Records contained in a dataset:

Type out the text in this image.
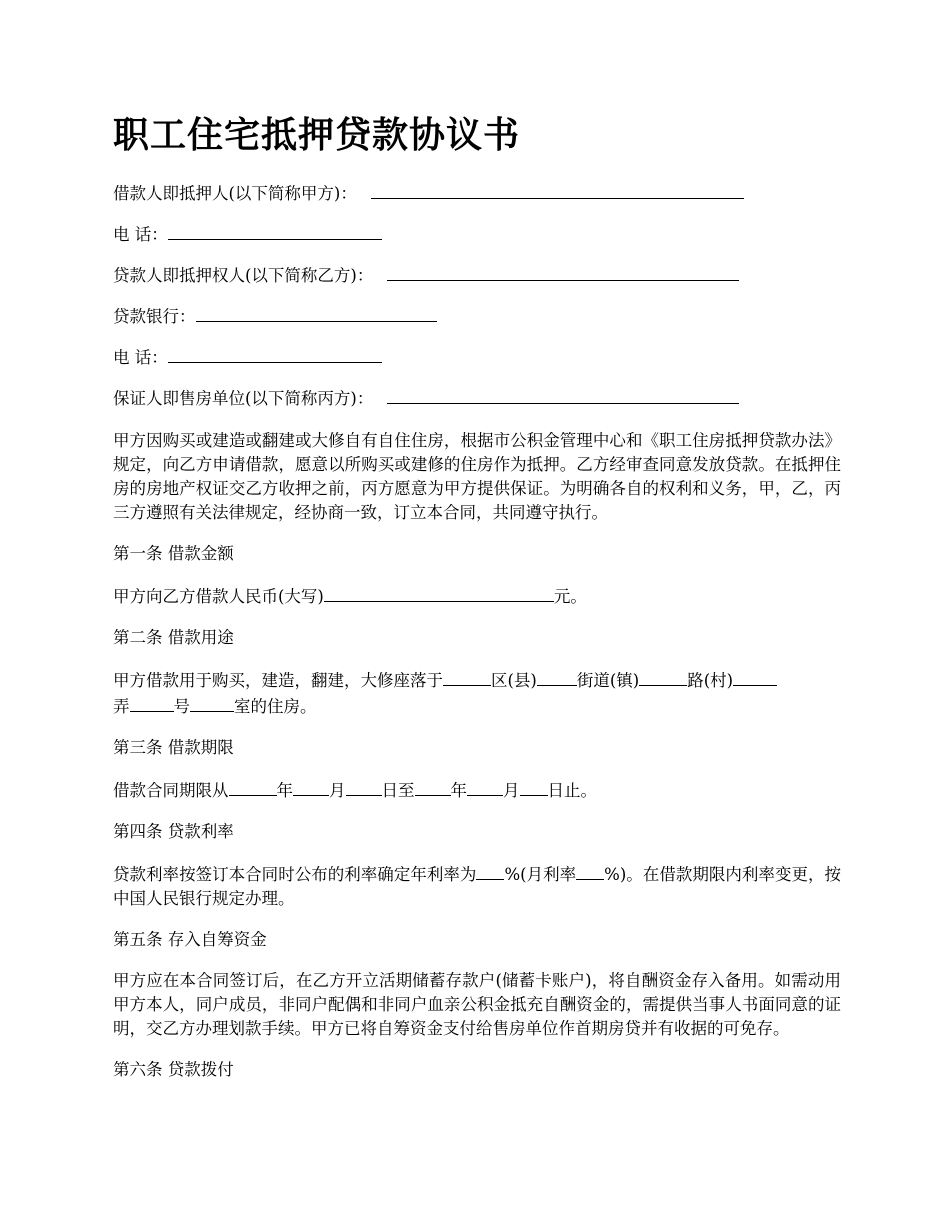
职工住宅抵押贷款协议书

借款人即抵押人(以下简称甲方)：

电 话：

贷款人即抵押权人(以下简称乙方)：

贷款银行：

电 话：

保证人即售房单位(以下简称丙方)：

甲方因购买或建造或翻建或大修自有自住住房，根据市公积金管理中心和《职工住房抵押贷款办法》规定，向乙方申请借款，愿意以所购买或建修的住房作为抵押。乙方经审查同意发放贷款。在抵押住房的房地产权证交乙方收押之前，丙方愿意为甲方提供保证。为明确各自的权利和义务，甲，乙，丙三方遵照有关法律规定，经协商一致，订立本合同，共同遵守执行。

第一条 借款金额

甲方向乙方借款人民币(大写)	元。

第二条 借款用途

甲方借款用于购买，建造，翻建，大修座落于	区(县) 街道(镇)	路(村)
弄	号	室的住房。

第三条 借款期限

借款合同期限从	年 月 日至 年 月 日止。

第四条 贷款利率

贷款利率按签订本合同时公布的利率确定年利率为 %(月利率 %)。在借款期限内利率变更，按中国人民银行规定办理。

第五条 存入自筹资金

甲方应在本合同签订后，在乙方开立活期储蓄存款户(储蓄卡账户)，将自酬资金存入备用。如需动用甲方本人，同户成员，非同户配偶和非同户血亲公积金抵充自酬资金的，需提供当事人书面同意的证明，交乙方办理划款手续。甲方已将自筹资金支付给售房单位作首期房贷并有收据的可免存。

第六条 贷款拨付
...
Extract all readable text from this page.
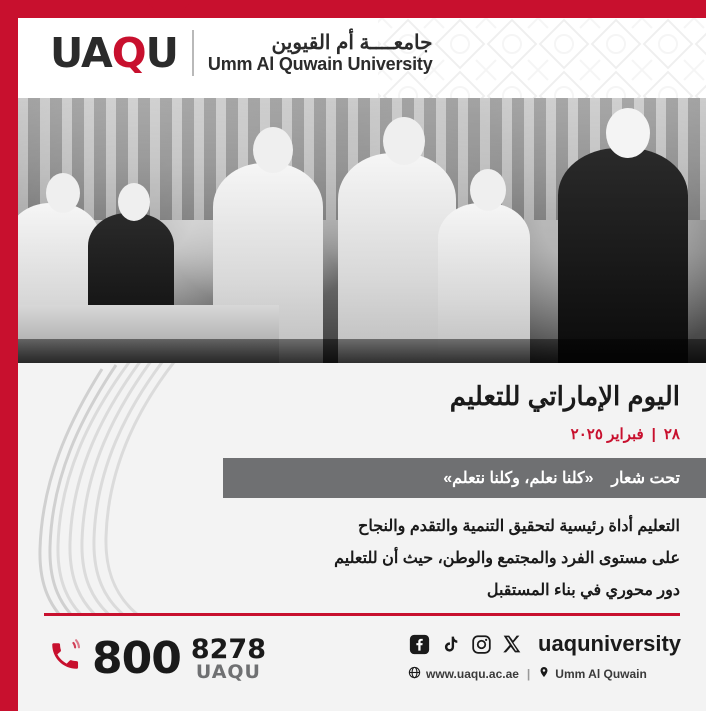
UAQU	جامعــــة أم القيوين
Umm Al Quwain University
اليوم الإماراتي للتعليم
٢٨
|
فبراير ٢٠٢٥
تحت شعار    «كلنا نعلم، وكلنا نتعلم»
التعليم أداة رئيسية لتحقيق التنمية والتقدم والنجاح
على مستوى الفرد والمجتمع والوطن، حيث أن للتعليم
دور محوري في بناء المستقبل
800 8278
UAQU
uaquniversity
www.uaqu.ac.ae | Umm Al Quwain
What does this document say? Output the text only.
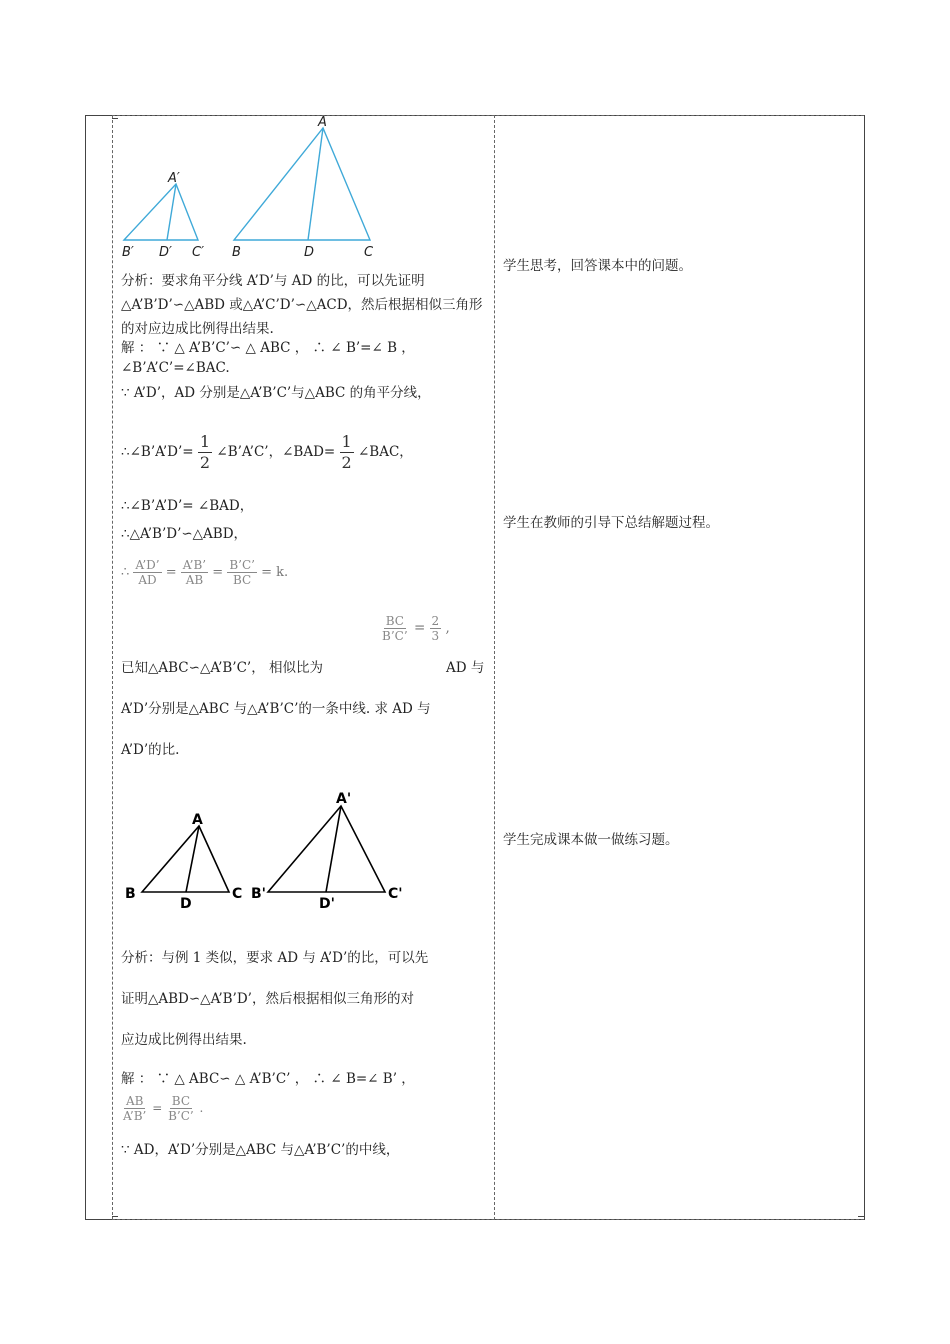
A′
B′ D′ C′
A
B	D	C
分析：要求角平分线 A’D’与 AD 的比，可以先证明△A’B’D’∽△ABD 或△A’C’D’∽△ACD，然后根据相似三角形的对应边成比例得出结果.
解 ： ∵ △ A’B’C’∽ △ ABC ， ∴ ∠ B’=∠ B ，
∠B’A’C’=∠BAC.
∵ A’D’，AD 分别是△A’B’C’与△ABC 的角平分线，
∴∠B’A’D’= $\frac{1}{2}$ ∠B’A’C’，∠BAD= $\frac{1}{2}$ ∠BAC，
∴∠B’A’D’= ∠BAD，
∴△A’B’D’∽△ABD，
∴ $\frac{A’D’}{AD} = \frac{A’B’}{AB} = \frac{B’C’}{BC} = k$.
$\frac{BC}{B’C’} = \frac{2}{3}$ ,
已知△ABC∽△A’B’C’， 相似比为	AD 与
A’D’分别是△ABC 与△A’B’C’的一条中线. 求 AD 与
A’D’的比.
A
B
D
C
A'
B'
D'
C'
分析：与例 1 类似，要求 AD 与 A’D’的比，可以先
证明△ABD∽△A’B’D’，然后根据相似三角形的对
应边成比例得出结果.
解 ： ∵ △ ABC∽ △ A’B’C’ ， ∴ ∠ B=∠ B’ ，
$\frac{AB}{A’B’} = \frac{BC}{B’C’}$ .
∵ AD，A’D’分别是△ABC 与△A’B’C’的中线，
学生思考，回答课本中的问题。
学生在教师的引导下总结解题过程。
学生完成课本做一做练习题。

§ Stated task
From the entries above, copy every line that holds the word "frac".

§ Exercise solution
∴∠B’A’D’= $\frac{1}{2}$ ∠B’A’C’，∠BAD= $\frac{1}{2}$ ∠BAC，
∴ $\frac{A’D’}{AD} = \frac{A’B’}{AB} = \frac{B’C’}{BC} = k$.
$\frac{BC}{B’C’} = \frac{2}{3}$ ,
$\frac{AB}{A’B’} = \frac{BC}{B’C’}$ .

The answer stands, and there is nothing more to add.